THE PROBLEM
Quote the listing below in its entirety.

[Extracted records]
— start —
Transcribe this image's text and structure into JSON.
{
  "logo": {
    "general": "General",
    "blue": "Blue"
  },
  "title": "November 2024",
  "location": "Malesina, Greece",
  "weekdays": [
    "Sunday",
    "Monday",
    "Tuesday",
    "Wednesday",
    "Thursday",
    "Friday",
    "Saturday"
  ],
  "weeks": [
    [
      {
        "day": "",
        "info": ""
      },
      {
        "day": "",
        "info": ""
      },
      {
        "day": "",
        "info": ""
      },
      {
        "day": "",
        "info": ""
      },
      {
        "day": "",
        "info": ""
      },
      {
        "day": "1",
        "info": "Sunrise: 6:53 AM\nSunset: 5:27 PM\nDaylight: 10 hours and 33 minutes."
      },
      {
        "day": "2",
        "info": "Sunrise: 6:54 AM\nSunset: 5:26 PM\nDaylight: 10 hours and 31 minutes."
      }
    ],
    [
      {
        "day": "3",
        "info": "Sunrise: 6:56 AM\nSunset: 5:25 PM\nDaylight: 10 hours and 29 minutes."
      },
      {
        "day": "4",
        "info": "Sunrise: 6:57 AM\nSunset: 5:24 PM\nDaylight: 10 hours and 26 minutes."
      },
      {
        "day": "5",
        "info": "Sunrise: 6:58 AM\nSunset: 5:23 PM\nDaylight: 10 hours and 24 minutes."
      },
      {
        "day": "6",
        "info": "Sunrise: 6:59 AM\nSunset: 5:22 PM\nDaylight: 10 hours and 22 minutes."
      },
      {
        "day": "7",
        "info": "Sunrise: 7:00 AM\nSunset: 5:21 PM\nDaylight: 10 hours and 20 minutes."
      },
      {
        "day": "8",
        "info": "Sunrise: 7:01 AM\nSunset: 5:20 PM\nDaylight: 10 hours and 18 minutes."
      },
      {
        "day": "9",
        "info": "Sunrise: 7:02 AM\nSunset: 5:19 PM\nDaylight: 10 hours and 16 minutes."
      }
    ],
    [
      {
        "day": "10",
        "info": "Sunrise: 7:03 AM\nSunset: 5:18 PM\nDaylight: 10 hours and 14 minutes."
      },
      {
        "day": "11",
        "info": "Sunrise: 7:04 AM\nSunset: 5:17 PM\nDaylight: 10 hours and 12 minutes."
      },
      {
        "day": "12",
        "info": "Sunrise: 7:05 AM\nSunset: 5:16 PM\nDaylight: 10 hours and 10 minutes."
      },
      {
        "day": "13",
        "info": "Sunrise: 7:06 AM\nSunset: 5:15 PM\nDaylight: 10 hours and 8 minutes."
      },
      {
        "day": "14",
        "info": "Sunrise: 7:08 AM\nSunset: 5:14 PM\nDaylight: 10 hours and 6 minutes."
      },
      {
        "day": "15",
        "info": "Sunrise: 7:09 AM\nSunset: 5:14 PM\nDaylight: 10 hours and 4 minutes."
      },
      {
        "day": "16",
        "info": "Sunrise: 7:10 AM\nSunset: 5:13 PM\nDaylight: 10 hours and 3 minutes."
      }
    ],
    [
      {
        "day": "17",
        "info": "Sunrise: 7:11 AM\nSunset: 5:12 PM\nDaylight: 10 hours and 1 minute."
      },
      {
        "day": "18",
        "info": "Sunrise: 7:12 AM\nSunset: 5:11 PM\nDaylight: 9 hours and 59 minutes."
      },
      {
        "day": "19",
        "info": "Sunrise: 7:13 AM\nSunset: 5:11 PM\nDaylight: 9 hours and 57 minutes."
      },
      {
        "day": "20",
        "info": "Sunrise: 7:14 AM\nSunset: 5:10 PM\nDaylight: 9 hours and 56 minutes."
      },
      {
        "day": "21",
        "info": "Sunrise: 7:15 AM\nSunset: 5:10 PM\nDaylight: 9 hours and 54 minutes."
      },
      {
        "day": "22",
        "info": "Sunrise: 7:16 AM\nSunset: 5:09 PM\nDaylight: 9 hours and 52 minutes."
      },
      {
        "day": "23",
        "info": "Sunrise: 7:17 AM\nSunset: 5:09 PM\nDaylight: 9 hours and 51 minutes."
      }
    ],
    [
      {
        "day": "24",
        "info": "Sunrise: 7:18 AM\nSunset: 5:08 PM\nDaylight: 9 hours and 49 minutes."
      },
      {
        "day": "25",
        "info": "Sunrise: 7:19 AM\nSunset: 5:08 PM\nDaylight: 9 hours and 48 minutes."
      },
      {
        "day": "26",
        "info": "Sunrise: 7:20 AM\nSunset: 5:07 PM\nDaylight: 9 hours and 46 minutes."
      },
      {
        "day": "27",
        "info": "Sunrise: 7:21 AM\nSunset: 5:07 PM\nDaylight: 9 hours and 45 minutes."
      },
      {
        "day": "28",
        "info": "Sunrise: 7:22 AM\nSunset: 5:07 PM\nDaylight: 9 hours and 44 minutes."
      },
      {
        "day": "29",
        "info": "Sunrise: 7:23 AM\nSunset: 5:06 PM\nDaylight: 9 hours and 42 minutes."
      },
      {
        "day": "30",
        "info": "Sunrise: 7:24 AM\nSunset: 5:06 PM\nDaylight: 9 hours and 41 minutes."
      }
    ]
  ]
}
— end —
EXERCISE SOLUTION
Transcribe this image's text and structure into JSON.
{
  "logo": {
    "general": "General",
    "blue": "Blue"
  },
  "title": "November 2024",
  "location": "Malesina, Greece",
  "weekdays": [
    "Sunday",
    "Monday",
    "Tuesday",
    "Wednesday",
    "Thursday",
    "Friday",
    "Saturday"
  ],
  "weeks": [
    [
      {
        "day": "",
        "info": ""
      },
      {
        "day": "",
        "info": ""
      },
      {
        "day": "",
        "info": ""
      },
      {
        "day": "",
        "info": ""
      },
      {
        "day": "",
        "info": ""
      },
      {
        "day": "1",
        "info": "Sunrise: 6:53 AM\nSunset: 5:27 PM\nDaylight: 10 hours and 33 minutes."
      },
      {
        "day": "2",
        "info": "Sunrise: 6:54 AM\nSunset: 5:26 PM\nDaylight: 10 hours and 31 minutes."
      }
    ],
    [
      {
        "day": "3",
        "info": "Sunrise: 6:56 AM\nSunset: 5:25 PM\nDaylight: 10 hours and 29 minutes."
      },
      {
        "day": "4",
        "info": "Sunrise: 6:57 AM\nSunset: 5:24 PM\nDaylight: 10 hours and 26 minutes."
      },
      {
        "day": "5",
        "info": "Sunrise: 6:58 AM\nSunset: 5:23 PM\nDaylight: 10 hours and 24 minutes."
      },
      {
        "day": "6",
        "info": "Sunrise: 6:59 AM\nSunset: 5:22 PM\nDaylight: 10 hours and 22 minutes."
      },
      {
        "day": "7",
        "info": "Sunrise: 7:00 AM\nSunset: 5:21 PM\nDaylight: 10 hours and 20 minutes."
      },
      {
        "day": "8",
        "info": "Sunrise: 7:01 AM\nSunset: 5:20 PM\nDaylight: 10 hours and 18 minutes."
      },
      {
        "day": "9",
        "info": "Sunrise: 7:02 AM\nSunset: 5:19 PM\nDaylight: 10 hours and 16 minutes."
      }
    ],
    [
      {
        "day": "10",
        "info": "Sunrise: 7:03 AM\nSunset: 5:18 PM\nDaylight: 10 hours and 14 minutes."
      },
      {
        "day": "11",
        "info": "Sunrise: 7:04 AM\nSunset: 5:17 PM\nDaylight: 10 hours and 12 minutes."
      },
      {
        "day": "12",
        "info": "Sunrise: 7:05 AM\nSunset: 5:16 PM\nDaylight: 10 hours and 10 minutes."
      },
      {
        "day": "13",
        "info": "Sunrise: 7:06 AM\nSunset: 5:15 PM\nDaylight: 10 hours and 8 minutes."
      },
      {
        "day": "14",
        "info": "Sunrise: 7:08 AM\nSunset: 5:14 PM\nDaylight: 10 hours and 6 minutes."
      },
      {
        "day": "15",
        "info": "Sunrise: 7:09 AM\nSunset: 5:14 PM\nDaylight: 10 hours and 4 minutes."
      },
      {
        "day": "16",
        "info": "Sunrise: 7:10 AM\nSunset: 5:13 PM\nDaylight: 10 hours and 3 minutes."
      }
    ],
    [
      {
        "day": "17",
        "info": "Sunrise: 7:11 AM\nSunset: 5:12 PM\nDaylight: 10 hours and 1 minute."
      },
      {
        "day": "18",
        "info": "Sunrise: 7:12 AM\nSunset: 5:11 PM\nDaylight: 9 hours and 59 minutes."
      },
      {
        "day": "19",
        "info": "Sunrise: 7:13 AM\nSunset: 5:11 PM\nDaylight: 9 hours and 57 minutes."
      },
      {
        "day": "20",
        "info": "Sunrise: 7:14 AM\nSunset: 5:10 PM\nDaylight: 9 hours and 56 minutes."
      },
      {
        "day": "21",
        "info": "Sunrise: 7:15 AM\nSunset: 5:10 PM\nDaylight: 9 hours and 54 minutes."
      },
      {
        "day": "22",
        "info": "Sunrise: 7:16 AM\nSunset: 5:09 PM\nDaylight: 9 hours and 52 minutes."
      },
      {
        "day": "23",
        "info": "Sunrise: 7:17 AM\nSunset: 5:09 PM\nDaylight: 9 hours and 51 minutes."
      }
    ],
    [
      {
        "day": "24",
        "info": "Sunrise: 7:18 AM\nSunset: 5:08 PM\nDaylight: 9 hours and 49 minutes."
      },
      {
        "day": "25",
        "info": "Sunrise: 7:19 AM\nSunset: 5:08 PM\nDaylight: 9 hours and 48 minutes."
      },
      {
        "day": "26",
        "info": "Sunrise: 7:20 AM\nSunset: 5:07 PM\nDaylight: 9 hours and 46 minutes."
      },
      {
        "day": "27",
        "info": "Sunrise: 7:21 AM\nSunset: 5:07 PM\nDaylight: 9 hours and 45 minutes."
      },
      {
        "day": "28",
        "info": "Sunrise: 7:22 AM\nSunset: 5:07 PM\nDaylight: 9 hours and 44 minutes."
      },
      {
        "day": "29",
        "info": "Sunrise: 7:23 AM\nSunset: 5:06 PM\nDaylight: 9 hours and 42 minutes."
      },
      {
        "day": "30",
        "info": "Sunrise: 7:24 AM\nSunset: 5:06 PM\nDaylight: 9 hours and 41 minutes."
      }
    ]
  ]
}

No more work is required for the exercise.